[Element and region data]

+ + +

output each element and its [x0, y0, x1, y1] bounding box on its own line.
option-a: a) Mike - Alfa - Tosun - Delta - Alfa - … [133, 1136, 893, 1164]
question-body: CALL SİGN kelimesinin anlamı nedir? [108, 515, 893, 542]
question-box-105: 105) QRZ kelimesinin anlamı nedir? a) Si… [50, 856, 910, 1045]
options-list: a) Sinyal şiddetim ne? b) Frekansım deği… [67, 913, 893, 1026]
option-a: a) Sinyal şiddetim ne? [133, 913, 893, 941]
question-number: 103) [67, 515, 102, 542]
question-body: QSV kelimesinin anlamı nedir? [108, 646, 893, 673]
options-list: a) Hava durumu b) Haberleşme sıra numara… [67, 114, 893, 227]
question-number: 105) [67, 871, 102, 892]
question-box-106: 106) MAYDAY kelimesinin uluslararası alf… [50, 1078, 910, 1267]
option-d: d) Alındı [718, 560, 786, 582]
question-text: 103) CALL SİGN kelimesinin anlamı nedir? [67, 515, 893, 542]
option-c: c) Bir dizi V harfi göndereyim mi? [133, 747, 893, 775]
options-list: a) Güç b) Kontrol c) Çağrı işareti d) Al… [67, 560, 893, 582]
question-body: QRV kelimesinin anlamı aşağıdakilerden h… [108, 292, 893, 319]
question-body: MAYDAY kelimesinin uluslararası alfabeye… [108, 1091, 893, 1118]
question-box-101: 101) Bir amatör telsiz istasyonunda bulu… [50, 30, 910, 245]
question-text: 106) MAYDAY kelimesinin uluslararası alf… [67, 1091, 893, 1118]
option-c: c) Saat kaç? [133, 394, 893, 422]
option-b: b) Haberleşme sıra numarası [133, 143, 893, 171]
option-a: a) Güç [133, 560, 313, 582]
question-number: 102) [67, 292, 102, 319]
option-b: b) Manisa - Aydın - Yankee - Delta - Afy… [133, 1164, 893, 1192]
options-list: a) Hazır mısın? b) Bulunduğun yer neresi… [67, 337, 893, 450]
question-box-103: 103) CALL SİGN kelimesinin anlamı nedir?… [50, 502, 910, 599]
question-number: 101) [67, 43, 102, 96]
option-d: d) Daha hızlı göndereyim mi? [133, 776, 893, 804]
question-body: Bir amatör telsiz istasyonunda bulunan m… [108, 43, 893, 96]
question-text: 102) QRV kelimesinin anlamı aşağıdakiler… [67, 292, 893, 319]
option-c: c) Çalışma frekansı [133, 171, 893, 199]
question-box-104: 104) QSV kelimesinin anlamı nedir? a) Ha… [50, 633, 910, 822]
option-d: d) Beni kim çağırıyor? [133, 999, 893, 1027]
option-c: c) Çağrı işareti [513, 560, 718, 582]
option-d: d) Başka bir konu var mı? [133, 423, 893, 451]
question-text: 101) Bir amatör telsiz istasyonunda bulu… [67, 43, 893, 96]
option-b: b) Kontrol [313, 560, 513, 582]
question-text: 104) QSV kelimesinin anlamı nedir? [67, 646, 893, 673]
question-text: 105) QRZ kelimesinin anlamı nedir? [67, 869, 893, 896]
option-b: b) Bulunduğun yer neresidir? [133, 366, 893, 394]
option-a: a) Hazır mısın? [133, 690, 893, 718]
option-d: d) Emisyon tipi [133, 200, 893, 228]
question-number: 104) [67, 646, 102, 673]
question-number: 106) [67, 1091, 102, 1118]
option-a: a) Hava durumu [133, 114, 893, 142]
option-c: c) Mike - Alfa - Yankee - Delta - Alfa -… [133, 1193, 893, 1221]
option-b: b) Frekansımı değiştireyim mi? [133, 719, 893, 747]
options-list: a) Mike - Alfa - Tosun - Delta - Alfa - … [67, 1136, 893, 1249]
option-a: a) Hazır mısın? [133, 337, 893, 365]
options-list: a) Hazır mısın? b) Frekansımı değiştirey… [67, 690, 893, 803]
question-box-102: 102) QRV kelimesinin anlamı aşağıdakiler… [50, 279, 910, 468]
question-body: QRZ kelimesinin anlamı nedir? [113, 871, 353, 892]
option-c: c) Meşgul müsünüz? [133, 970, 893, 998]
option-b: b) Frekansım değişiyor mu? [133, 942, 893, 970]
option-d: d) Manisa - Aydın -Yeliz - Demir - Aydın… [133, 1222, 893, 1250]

+ + +

* _Task brief_:
Copy every line of the records verbatim, leaving out nothing.

* _Final answer_:
output each element and its [x0, y0, x1, y1] bounding box on its own line.
option-a: a) Mike - Alfa - Tosun - Delta - Alfa - … [133, 1136, 893, 1164]
question-body: CALL SİGN kelimesinin anlamı nedir? [108, 515, 893, 542]
question-box-105: 105) QRZ kelimesinin anlamı nedir? a) Si… [50, 856, 910, 1045]
options-list: a) Sinyal şiddetim ne? b) Frekansım deği… [67, 913, 893, 1026]
option-a: a) Sinyal şiddetim ne? [133, 913, 893, 941]
question-number: 103) [67, 515, 102, 542]
question-body: QSV kelimesinin anlamı nedir? [108, 646, 893, 673]
options-list: a) Hava durumu b) Haberleşme sıra numara… [67, 114, 893, 227]
question-number: 105) [67, 871, 102, 892]
question-box-106: 106) MAYDAY kelimesinin uluslararası alf… [50, 1078, 910, 1267]
option-d: d) Alındı [718, 560, 786, 582]
question-text: 103) CALL SİGN kelimesinin anlamı nedir? [67, 515, 893, 542]
option-c: c) Bir dizi V harfi göndereyim mi? [133, 747, 893, 775]
options-list: a) Güç b) Kontrol c) Çağrı işareti d) Al… [67, 560, 893, 582]
question-body: QRV kelimesinin anlamı aşağıdakilerden h… [108, 292, 893, 319]
question-body: MAYDAY kelimesinin uluslararası alfabeye… [108, 1091, 893, 1118]
question-box-101: 101) Bir amatör telsiz istasyonunda bulu… [50, 30, 910, 245]
question-text: 106) MAYDAY kelimesinin uluslararası alf… [67, 1091, 893, 1118]
option-c: c) Saat kaç? [133, 394, 893, 422]
option-b: b) Haberleşme sıra numarası [133, 143, 893, 171]
option-a: a) Güç [133, 560, 313, 582]
question-number: 102) [67, 292, 102, 319]
option-b: b) Manisa - Aydın - Yankee - Delta - Afy… [133, 1164, 893, 1192]
options-list: a) Hazır mısın? b) Bulunduğun yer neresi… [67, 337, 893, 450]
question-box-103: 103) CALL SİGN kelimesinin anlamı nedir?… [50, 502, 910, 599]
question-number: 101) [67, 43, 102, 96]
option-d: d) Daha hızlı göndereyim mi? [133, 776, 893, 804]
question-body: Bir amatör telsiz istasyonunda bulunan m… [108, 43, 893, 96]
question-text: 102) QRV kelimesinin anlamı aşağıdakiler… [67, 292, 893, 319]
option-c: c) Çalışma frekansı [133, 171, 893, 199]
question-box-104: 104) QSV kelimesinin anlamı nedir? a) Ha… [50, 633, 910, 822]
option-d: d) Beni kim çağırıyor? [133, 999, 893, 1027]
option-c: c) Çağrı işareti [513, 560, 718, 582]
option-d: d) Başka bir konu var mı? [133, 423, 893, 451]
question-text: 101) Bir amatör telsiz istasyonunda bulu… [67, 43, 893, 96]
option-b: b) Kontrol [313, 560, 513, 582]
question-text: 104) QSV kelimesinin anlamı nedir? [67, 646, 893, 673]
question-text: 105) QRZ kelimesinin anlamı nedir? [67, 869, 893, 896]
option-b: b) Bulunduğun yer neresidir? [133, 366, 893, 394]
option-a: a) Hazır mısın? [133, 690, 893, 718]
option-d: d) Emisyon tipi [133, 200, 893, 228]
question-number: 104) [67, 646, 102, 673]
question-number: 106) [67, 1091, 102, 1118]
option-a: a) Hava durumu [133, 114, 893, 142]
option-c: c) Mike - Alfa - Yankee - Delta - Alfa -… [133, 1193, 893, 1221]
option-b: b) Frekansımı değiştireyim mi? [133, 719, 893, 747]
options-list: a) Mike - Alfa - Tosun - Delta - Alfa - … [67, 1136, 893, 1249]
option-a: a) Hazır mısın? [133, 337, 893, 365]
options-list: a) Hazır mısın? b) Frekansımı değiştirey… [67, 690, 893, 803]
question-box-102: 102) QRV kelimesinin anlamı aşağıdakiler… [50, 279, 910, 468]
question-body: QRZ kelimesinin anlamı nedir? [113, 871, 353, 892]
option-c: c) Meşgul müsünüz? [133, 970, 893, 998]
option-b: b) Frekansım değişiyor mu? [133, 942, 893, 970]
option-d: d) Manisa - Aydın -Yeliz - Demir - Aydın… [133, 1222, 893, 1250]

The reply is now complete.